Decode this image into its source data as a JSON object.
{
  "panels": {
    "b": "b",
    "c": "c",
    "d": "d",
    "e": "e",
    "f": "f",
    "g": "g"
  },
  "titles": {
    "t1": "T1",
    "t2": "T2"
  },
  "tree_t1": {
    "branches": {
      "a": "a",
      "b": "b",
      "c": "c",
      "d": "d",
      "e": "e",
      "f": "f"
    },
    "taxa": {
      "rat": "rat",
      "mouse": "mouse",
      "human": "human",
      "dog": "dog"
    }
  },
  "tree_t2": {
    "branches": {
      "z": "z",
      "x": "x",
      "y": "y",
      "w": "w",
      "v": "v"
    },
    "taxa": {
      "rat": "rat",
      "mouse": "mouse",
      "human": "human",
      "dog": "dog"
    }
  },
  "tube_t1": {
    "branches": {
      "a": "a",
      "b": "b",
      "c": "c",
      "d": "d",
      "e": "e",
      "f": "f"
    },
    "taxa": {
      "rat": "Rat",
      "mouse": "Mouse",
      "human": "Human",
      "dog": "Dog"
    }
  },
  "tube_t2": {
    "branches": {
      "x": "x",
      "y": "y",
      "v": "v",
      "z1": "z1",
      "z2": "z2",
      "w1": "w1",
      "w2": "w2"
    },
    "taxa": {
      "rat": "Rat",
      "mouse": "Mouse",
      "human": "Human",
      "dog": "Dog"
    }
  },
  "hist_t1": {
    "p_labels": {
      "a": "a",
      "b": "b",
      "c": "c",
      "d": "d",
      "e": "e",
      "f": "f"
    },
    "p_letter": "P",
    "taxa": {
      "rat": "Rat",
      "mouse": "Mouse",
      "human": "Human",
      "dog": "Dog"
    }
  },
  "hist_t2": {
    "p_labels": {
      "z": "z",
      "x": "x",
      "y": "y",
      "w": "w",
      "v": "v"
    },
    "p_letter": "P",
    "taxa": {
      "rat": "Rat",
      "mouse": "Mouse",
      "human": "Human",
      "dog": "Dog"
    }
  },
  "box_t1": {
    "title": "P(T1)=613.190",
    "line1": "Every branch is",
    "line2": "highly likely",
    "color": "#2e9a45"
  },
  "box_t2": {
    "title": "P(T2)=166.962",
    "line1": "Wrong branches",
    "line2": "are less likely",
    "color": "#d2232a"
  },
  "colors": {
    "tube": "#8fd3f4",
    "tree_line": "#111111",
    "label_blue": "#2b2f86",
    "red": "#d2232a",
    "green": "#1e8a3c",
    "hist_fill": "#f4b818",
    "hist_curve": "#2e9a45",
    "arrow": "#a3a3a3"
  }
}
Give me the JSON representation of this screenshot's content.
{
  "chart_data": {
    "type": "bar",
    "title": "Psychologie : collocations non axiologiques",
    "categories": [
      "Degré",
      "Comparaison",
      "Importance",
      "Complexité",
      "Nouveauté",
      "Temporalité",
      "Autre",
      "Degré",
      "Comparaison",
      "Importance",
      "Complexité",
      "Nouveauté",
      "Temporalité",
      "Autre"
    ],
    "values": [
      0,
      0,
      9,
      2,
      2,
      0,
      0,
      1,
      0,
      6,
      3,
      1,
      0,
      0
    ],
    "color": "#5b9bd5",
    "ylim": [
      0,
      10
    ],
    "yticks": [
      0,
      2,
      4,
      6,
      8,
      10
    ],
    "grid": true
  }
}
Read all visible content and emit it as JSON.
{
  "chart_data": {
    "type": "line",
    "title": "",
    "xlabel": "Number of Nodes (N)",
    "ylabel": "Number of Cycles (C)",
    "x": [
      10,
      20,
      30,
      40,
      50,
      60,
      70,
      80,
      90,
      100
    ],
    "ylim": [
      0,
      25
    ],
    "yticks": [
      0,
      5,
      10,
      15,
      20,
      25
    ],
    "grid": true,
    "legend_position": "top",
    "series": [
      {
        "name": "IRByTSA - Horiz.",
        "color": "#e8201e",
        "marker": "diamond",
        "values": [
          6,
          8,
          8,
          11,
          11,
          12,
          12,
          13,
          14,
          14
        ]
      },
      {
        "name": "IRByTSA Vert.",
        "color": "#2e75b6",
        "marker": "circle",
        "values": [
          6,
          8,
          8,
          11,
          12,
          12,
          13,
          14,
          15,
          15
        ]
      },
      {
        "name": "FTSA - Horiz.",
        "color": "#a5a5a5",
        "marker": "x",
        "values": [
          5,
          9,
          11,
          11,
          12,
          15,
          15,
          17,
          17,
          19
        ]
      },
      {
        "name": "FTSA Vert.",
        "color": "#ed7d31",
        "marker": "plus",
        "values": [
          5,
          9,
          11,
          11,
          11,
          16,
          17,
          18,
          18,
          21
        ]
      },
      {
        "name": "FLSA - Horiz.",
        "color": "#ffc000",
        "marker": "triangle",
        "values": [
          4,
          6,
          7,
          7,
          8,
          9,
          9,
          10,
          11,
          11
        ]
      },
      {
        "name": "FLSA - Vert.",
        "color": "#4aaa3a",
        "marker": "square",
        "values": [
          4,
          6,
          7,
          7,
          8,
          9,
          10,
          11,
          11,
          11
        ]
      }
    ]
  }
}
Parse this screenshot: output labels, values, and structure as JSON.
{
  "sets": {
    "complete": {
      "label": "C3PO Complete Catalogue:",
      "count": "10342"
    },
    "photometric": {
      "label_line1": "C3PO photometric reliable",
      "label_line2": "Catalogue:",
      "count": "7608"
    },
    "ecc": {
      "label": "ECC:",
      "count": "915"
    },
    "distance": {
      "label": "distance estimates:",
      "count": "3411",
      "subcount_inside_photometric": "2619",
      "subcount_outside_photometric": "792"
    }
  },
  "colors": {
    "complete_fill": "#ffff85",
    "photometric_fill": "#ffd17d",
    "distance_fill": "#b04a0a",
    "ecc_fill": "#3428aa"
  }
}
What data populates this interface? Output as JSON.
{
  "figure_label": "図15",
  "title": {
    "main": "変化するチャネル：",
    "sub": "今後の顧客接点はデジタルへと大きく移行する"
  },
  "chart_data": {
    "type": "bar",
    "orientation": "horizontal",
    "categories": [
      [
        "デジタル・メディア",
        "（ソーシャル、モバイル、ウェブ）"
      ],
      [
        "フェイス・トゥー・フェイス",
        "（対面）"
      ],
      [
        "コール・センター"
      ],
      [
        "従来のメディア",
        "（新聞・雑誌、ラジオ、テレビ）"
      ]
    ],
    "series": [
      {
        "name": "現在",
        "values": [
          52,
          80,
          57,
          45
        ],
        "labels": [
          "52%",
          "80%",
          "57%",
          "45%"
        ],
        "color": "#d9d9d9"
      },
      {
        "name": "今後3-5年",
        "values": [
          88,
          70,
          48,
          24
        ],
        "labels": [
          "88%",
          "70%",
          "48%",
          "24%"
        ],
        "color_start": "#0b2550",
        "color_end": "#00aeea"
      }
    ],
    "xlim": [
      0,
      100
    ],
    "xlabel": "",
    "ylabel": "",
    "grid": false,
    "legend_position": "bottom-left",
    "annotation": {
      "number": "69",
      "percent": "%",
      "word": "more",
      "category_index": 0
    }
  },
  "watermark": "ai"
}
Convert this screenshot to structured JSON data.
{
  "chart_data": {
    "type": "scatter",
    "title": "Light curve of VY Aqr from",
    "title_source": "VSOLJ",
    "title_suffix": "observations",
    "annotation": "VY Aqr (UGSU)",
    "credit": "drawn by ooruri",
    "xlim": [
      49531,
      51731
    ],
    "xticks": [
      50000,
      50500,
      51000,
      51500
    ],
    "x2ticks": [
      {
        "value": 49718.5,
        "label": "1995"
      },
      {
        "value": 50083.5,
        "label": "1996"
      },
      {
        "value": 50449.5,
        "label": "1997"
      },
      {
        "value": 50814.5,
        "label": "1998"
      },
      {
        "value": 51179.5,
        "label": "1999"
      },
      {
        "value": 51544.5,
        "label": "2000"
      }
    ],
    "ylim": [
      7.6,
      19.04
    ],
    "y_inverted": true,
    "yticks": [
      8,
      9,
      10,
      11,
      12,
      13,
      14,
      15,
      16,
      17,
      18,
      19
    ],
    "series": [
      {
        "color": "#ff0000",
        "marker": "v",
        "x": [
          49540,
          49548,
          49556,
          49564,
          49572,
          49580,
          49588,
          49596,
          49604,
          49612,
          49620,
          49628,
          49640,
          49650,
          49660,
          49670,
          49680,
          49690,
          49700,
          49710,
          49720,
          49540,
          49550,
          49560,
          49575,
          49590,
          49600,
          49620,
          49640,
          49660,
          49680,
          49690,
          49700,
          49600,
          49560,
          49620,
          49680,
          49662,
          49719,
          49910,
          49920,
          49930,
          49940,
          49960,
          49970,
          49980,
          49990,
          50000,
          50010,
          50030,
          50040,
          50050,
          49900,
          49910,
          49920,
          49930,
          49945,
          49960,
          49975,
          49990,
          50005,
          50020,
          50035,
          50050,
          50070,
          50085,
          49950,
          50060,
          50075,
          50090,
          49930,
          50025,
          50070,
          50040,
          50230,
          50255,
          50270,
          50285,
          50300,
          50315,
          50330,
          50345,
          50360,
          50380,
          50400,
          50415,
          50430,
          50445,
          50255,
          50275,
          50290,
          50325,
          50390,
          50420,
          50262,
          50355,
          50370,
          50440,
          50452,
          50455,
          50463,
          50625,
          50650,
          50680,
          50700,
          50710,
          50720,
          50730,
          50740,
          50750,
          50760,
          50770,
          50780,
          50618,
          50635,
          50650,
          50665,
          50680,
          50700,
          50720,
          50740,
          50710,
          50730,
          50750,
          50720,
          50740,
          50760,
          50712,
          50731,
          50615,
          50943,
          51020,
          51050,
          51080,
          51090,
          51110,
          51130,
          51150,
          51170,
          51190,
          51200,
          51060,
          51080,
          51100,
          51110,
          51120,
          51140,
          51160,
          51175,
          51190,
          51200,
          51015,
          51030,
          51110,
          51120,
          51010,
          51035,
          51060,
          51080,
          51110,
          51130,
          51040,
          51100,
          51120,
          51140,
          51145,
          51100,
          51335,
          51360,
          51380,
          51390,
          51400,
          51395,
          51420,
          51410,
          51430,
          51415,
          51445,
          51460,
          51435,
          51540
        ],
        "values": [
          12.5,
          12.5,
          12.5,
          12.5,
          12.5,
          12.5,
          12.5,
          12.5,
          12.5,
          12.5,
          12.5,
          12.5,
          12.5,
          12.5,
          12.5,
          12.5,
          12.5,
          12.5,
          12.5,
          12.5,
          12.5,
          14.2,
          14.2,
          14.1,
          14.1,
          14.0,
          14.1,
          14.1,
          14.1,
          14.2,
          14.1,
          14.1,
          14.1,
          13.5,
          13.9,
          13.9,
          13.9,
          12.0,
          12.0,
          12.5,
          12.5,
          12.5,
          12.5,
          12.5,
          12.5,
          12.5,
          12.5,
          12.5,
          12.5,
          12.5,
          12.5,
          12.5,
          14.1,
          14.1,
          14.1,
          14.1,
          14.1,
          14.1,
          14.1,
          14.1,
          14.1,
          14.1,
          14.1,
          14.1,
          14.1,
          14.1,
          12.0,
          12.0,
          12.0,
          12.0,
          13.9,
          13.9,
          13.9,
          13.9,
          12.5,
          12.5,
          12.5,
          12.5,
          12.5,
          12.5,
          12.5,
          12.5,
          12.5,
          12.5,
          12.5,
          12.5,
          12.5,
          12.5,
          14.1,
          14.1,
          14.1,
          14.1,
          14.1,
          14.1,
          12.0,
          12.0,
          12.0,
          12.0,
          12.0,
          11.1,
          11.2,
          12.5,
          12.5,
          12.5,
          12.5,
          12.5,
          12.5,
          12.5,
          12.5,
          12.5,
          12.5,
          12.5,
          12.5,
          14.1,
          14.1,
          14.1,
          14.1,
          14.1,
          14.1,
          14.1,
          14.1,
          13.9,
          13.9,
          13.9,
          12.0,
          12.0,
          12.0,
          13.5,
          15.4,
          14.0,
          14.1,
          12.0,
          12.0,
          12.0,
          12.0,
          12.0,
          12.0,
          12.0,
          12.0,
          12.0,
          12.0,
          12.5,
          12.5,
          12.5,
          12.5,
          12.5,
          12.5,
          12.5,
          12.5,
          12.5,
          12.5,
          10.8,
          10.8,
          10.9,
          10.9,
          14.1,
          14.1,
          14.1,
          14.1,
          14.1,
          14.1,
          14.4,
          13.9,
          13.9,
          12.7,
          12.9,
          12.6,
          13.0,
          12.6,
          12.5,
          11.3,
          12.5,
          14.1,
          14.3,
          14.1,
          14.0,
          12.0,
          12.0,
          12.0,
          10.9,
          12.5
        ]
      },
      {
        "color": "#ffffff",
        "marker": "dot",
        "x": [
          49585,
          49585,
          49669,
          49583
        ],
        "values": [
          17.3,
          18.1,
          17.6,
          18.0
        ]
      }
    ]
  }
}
◆ ◆ ◆
_Directions for this task_: Filter the entries down to the lines containing "screenshot". Copy each of those lines.

_Complete response_:
Give me the JSON representation of this screenshot's content.
Parse this screenshot: output labels, values, and structure as JSON.
Convert this screenshot to structured JSON data.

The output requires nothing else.